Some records
— start —

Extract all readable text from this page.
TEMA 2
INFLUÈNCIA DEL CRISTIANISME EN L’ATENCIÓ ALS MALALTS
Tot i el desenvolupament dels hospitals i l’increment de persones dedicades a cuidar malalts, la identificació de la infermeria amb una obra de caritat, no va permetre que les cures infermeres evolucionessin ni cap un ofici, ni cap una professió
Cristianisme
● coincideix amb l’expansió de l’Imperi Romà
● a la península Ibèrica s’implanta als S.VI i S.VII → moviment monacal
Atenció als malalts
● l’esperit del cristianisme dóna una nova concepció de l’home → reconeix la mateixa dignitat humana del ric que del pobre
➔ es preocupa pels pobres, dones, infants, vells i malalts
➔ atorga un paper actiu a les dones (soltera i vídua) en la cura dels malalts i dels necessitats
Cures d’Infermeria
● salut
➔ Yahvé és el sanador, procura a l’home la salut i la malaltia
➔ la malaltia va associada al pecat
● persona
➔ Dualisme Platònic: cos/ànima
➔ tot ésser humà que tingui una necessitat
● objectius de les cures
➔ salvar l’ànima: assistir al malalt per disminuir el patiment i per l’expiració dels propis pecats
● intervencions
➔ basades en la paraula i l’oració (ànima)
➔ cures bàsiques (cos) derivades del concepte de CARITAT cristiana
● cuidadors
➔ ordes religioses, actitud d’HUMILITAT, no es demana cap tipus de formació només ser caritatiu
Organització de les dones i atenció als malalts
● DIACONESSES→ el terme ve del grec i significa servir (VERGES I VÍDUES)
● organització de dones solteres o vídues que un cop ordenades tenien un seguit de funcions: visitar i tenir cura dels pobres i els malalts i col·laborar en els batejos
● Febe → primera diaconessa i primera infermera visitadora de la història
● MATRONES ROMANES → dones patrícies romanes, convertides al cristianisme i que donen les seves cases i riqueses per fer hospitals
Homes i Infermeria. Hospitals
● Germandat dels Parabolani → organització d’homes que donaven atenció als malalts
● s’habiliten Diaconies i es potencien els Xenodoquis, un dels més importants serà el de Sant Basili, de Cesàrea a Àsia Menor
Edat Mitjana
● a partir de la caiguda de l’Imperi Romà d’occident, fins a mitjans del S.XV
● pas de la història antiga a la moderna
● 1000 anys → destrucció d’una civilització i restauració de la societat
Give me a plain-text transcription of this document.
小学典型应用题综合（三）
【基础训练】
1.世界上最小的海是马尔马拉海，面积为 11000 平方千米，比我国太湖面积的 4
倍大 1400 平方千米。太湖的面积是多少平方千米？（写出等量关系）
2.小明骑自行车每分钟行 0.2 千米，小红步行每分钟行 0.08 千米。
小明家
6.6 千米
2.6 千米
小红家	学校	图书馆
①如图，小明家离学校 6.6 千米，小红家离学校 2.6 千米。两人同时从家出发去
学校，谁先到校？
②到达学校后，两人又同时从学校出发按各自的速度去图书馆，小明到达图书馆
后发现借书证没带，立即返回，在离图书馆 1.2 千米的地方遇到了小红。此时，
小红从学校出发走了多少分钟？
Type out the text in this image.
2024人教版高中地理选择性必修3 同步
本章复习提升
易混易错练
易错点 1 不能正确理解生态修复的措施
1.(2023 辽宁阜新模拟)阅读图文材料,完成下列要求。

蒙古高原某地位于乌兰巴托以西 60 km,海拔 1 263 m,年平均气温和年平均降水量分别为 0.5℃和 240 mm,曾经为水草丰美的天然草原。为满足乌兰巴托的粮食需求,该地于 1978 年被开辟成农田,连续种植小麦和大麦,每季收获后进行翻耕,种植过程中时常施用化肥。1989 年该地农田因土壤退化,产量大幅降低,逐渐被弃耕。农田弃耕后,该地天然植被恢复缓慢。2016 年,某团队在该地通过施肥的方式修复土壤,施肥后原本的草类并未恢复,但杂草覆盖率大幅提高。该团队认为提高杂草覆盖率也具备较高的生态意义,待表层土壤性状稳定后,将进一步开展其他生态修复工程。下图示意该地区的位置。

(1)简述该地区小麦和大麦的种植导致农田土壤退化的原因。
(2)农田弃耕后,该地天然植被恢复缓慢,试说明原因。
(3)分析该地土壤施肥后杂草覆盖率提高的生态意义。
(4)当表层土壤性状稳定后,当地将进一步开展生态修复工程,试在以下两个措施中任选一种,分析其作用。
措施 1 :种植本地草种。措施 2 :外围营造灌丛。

— end —

> TASK TO COMPLETE: Return from the data every line that holds "this".

> SOLVED EXERCISE:
Extract all readable text from this page.
Give me a plain-text transcription of this document.
Type out the text in this image.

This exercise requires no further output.